**TASKS TO COMPLETE**
A. In the records, change "MSE Error" to "Mean Squared Error" in everything from the line containing "y-tick-label: 0.04 (62, 283, 84, 294)" down to the line containing "plot-area (90, 52, 648, 379)". Return only those lines, with nothing else altered.
B. Write what comes next in the article on why traditional media should fear Twitter, starting after its final sentence.

**DOCUMENT TEXT**
----------

Search This Blog

Wednesday, June 13, 2012

Why traditional media should be afraid of Twitter — Tech News and Analysis gigaom.com

Media_httpgigaom2file_ewxiq

By Mathew Ingram Jun. 12, 2012,

'As we’ve mentioned a number of times, Twitter has been gradually tip-toeing further and further into the media business for some time now. It has already become a real-time newswire for many, a source of breaking news and commentary on live events, and now — with the launch of curated “hashtag pages” like the one it launched late last week for a NASCAR event — it is showing signs of becoming a full-fledged editorial operation. It may not be hiring investigative reporters, but the areas of overlap between what it does and what media companies do is growing, and so is its attractiveness to the advertisers that media entities desperately need to hang onto.

The NASCAR page may not seem like anything to be concerned about, since it appears to be just a typical grouping of tweets collected by hashtag. But there is editorial control behind it as well as algorithms, with an editor choosing which messages — including photos, videos and commentary from NASCAR insiders — were highlighted during the event, and which streamed by unacknowledged. And Twitter has made it clear that this kind of effort is not aimed primarily at brands (although it almost certainly will involve them at some point) but is intended for events. In other words, for the news.

----------

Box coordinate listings
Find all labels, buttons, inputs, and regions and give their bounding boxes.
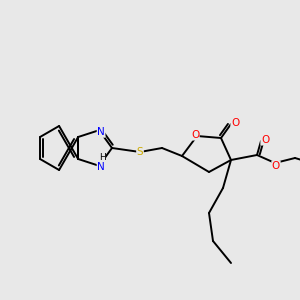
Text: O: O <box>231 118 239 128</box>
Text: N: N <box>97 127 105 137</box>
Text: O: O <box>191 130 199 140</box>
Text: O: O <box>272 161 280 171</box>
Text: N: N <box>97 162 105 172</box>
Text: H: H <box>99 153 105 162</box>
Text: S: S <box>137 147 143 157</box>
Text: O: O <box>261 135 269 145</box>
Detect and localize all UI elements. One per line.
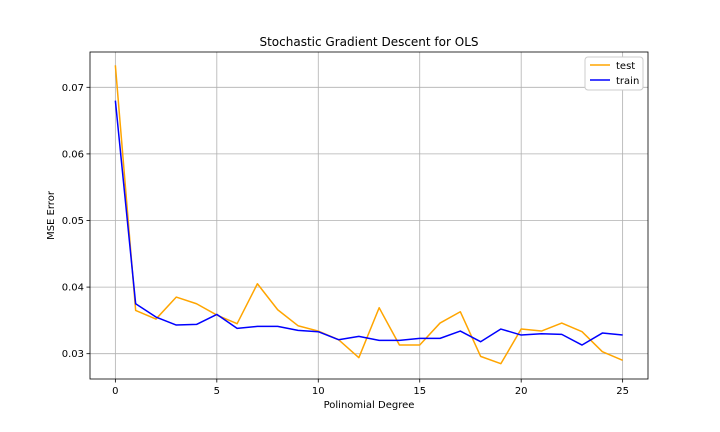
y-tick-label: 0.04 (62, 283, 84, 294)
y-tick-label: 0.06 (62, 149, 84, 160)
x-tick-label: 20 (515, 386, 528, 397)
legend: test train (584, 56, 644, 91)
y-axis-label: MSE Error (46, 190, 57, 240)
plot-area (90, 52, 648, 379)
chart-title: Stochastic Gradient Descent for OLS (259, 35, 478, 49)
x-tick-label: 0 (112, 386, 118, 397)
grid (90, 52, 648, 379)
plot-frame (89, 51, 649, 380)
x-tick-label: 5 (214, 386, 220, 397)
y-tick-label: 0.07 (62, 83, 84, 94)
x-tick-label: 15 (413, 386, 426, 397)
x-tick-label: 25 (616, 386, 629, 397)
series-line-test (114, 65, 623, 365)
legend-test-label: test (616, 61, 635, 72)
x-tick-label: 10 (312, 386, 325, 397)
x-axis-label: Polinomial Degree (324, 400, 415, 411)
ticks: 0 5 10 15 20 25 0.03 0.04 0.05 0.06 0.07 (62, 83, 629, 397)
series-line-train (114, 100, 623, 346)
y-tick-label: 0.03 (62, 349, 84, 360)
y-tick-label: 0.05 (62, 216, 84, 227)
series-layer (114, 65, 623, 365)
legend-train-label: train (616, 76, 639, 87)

----------

**RESULTS OF THE TASKS**
A.
y-tick-label: 0.04 (62, 283, 84, 294)
y-tick-label: 0.06 (62, 149, 84, 160)
x-tick-label: 20 (515, 386, 528, 397)
legend: test train (584, 56, 644, 91)
y-axis-label: Mean Squared Error (46, 190, 57, 240)
plot-area (90, 52, 648, 379)

B.
Twitter is curating information, just as media companies do

It’s easy to imagine a similar page constructed around a revolution in Libya, or an earthquake in Japan, or virtually any other news event. Would that be something that media companies could use to their advantage, or a competing service, or both? In some ways, it could be a much better, crowd-sourced version of Google News. Twitter’s efforts have at least one editor for a mainstream media outlet concerned for his job, and that of others like him — in a blog post, Ross Neumann of Reuters says:

'Twitter revolutionized journalism once before, and news organizations responded with the social media editor. Now it seems that the social media editor, the reaction to disruption, could be a victim of it.'...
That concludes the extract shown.